→ Extract
[Start]

DCS systems have for many years provided multi-disciplined controllers for logic, sequential and process control, HMIs, custom applications, and business integration on one platform.
Although PLCs have become more powerful, they are still based on “loose” component architectures allowing functions to be easily added with hardware and software. For example, a historian may be added to many PLC products by plugging a module into the backplane that acquires data from the controllers, but history communications is done over a separate Ethernet connection.
Configuration vs. Programming
The DCS from its inception has been designed for configuration as opposed to PLCs which started with a general programming model. DCS configuration uses standard control objects that are automatically linked to the appropriate faceplate, simplifying configuration and leading to standardization. When configuring a tag, everything required is there to connect it to a field point and apply alarm logic, history, version control and other functions, saving time and improving quality. For example, if you have a two input, one output valve, there is a function block library so you don’t have to create the logic from scratch. PLC suppliers have been developing new configuration software to provide this level of integration.
Technology Levels the Playing Field
Today with open technologies, DCS systems are competitively priced with PLCs. Ten years ago there was a marked difference in the cost of technologies used in DCS controllers and PLCs but with processors, memory, embedded software, and communications commoditization, this has become insignificant for new offerings from all vendors. The everyday use of our smart phones, iPads, and electronic games decreases the cost of increased computing power. This is driven by increased unit volume production of processors and related components. Consider that mobile phone shipments in 2010 were 1.39 billion, up 18.5% from the 1.17 billion units shipped in 2009.

[End]

→ Set tasks
**a.** According to the excerpt, how many mobile phones were shipped in 2010?
**b.** Return, word for word, the stretch of the excerpt from "Technology Levels the" through "shipped in 2009.".

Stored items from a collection
[Start]

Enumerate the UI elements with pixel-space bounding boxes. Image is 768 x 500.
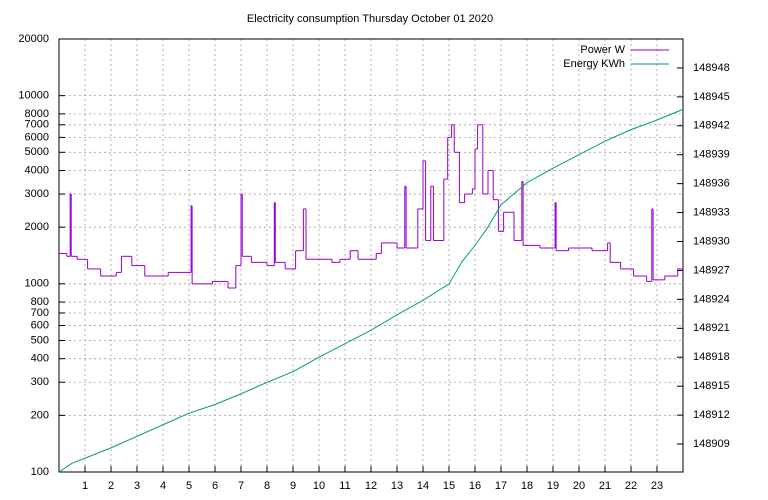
y2-tick-label: 148909 bbox=[693, 438, 730, 450]
x-tick-label: 10 bbox=[313, 480, 325, 492]
plot-frame bbox=[58, 38, 684, 473]
y2-tick-label: 148915 bbox=[693, 380, 730, 392]
y2-tick-label: 148936 bbox=[693, 178, 730, 190]
y-tick-label: 6000 bbox=[25, 131, 49, 143]
y-tick-label: 100 bbox=[31, 466, 49, 478]
x-tick-label: 21 bbox=[599, 480, 611, 492]
y2-tick-label: 148939 bbox=[693, 149, 730, 161]
x-tick-label: 6 bbox=[212, 480, 218, 492]
y2-tick-label: 148927 bbox=[693, 264, 730, 276]
x-tick-label: 3 bbox=[134, 480, 140, 492]
y-tick-label: 500 bbox=[31, 334, 49, 346]
legend-label: Power W bbox=[580, 44, 625, 56]
x-tick-label: 1 bbox=[82, 480, 88, 492]
x-tick-label: 19 bbox=[547, 480, 559, 492]
y2-tick-label: 148942 bbox=[693, 120, 730, 132]
y-tick-label: 2000 bbox=[25, 221, 49, 233]
x-tick-label: 23 bbox=[651, 480, 663, 492]
y2-tick-label: 148924 bbox=[693, 293, 730, 305]
x-tick-label: 20 bbox=[573, 480, 585, 492]
legend-label: Energy KWh bbox=[563, 58, 625, 70]
y-tick-label: 300 bbox=[31, 376, 49, 388]
y-tick-label: 4000 bbox=[25, 164, 49, 176]
x-tick-label: 17 bbox=[495, 480, 507, 492]
y2-tick-label: 148930 bbox=[693, 235, 730, 247]
x-tick-label: 18 bbox=[521, 480, 533, 492]
y2-tick-label: 148918 bbox=[693, 351, 730, 363]
y-tick-label: 200 bbox=[31, 409, 49, 421]
x-tick-label: 16 bbox=[469, 480, 481, 492]
x-tick-label: 14 bbox=[417, 480, 429, 492]
y-tick-label: 3000 bbox=[25, 188, 49, 200]
step-riser bbox=[66, 124, 679, 289]
x-tick-label: 2 bbox=[108, 480, 114, 492]
y2-tick-label: 148912 bbox=[693, 409, 730, 421]
x-tick-label: 9 bbox=[290, 480, 296, 492]
x-tick-label: 7 bbox=[238, 480, 244, 492]
y2-tick-label: 148933 bbox=[693, 206, 730, 218]
y2-tick-label: 148921 bbox=[693, 322, 730, 334]
x-tick-label: 5 bbox=[186, 480, 192, 492]
y-tick-label: 7000 bbox=[25, 119, 49, 131]
x-tick-label: 4 bbox=[160, 480, 166, 492]
y-tick-label: 8000 bbox=[25, 108, 49, 120]
x-tick-label: 12 bbox=[365, 480, 377, 492]
y2-tick-label: 148945 bbox=[693, 91, 730, 103]
y-tick-label: 10000 bbox=[18, 90, 49, 102]
x-tick-label: 15 bbox=[443, 480, 455, 492]
y-tick-label: 20000 bbox=[18, 33, 49, 45]
y2-tick-label: 148948 bbox=[693, 62, 730, 74]
y-tick-label: 700 bbox=[31, 307, 49, 319]
y-tick-label: 800 bbox=[31, 296, 49, 308]
energy-line bbox=[58, 108, 684, 473]
y-tick-label: 400 bbox=[31, 353, 49, 365]
chart-title: Electricity consumption Thursday October… bbox=[247, 13, 493, 25]
y-tick-label: 600 bbox=[31, 319, 49, 331]
x-tick-label: 8 bbox=[264, 480, 270, 492]
x-tick-label: 11 bbox=[339, 480, 350, 492]
y-tick-label: 5000 bbox=[25, 146, 49, 158]
y-tick-label: 1000 bbox=[25, 278, 49, 290]
x-tick-label: 22 bbox=[625, 480, 637, 492]
x-tick-label: 13 bbox=[391, 480, 403, 492]
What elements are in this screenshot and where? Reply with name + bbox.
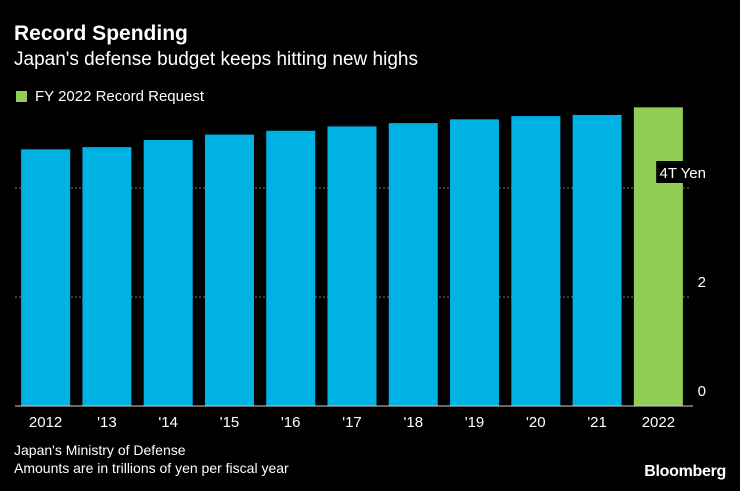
legend: FY 2022 Record Request: [16, 86, 204, 106]
bar-21: [572, 114, 622, 406]
bar-2012: [21, 149, 71, 406]
bloomberg-logo: Bloomberg: [644, 463, 726, 480]
legend-swatch: [16, 90, 27, 102]
x-tick-label-2022: 2022: [642, 414, 675, 431]
bar-15: [204, 134, 254, 406]
bar-16: [266, 130, 316, 406]
units-note: Amounts are in trillions of yen per fisc…: [14, 460, 289, 476]
x-axis-ticks: 2012 '13 '14 '15 '16 '17 '18 '19 '20 '21 2022: [29, 414, 675, 431]
source-note: Japan's Ministry of Defense: [14, 442, 186, 458]
bar-2022: [633, 107, 683, 406]
y-tick-label-4: 4T Yen: [660, 165, 706, 182]
bar-20: [511, 116, 561, 406]
bar-18: [388, 123, 438, 406]
bar-17: [327, 126, 377, 407]
x-tick-label-19: '19: [465, 414, 485, 431]
x-tick-label-16: '16: [281, 414, 301, 431]
x-tick-label-13: '13: [97, 414, 117, 431]
x-tick-label-20: '20: [526, 414, 546, 431]
x-tick-label-15: '15: [220, 414, 240, 431]
y-tick-label-backing: [656, 161, 707, 183]
x-tick-label-2012: 2012: [29, 414, 62, 431]
x-tick-label-14: '14: [158, 414, 178, 431]
bars: [15, 107, 693, 407]
chart-title: Record Spending: [14, 22, 188, 45]
bar-13: [82, 147, 132, 407]
y-tick-label-2: 2: [698, 274, 706, 291]
bar-14: [143, 140, 193, 407]
x-tick-label-18: '18: [404, 414, 424, 431]
x-tick-label-17: '17: [342, 414, 362, 431]
y-tick-label-0: 0: [698, 383, 706, 400]
y-axis-ticks: 0 2 4T Yen: [656, 161, 707, 400]
bar-19: [450, 119, 500, 406]
x-tick-label-21: '21: [587, 414, 607, 431]
chart-subtitle: Japan's defense budget keeps hitting new…: [14, 49, 418, 70]
legend-label: FY 2022 Record Request: [35, 87, 204, 105]
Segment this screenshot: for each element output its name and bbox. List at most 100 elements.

[End]

→ Expected results
**a.** 1.39 billion

**b.**
Technology Levels the Playing Field
Today with open technologies, DCS systems are competitively priced with PLCs. Ten years ago there was a marked difference in the cost of technologies used in DCS controllers and PLCs but with processors, memory, embedded software, and communications commoditization, this has become insignificant for new offerings from all vendors. The everyday use of our smart phones, iPads, and electronic games decreases the cost of increased computing power. This is driven by increased unit volume production of processors and related components. Consider that mobile phone shipments in 2010 were 1.39 billion, up 18.5% from the 1.17 billion units shipped in 2009.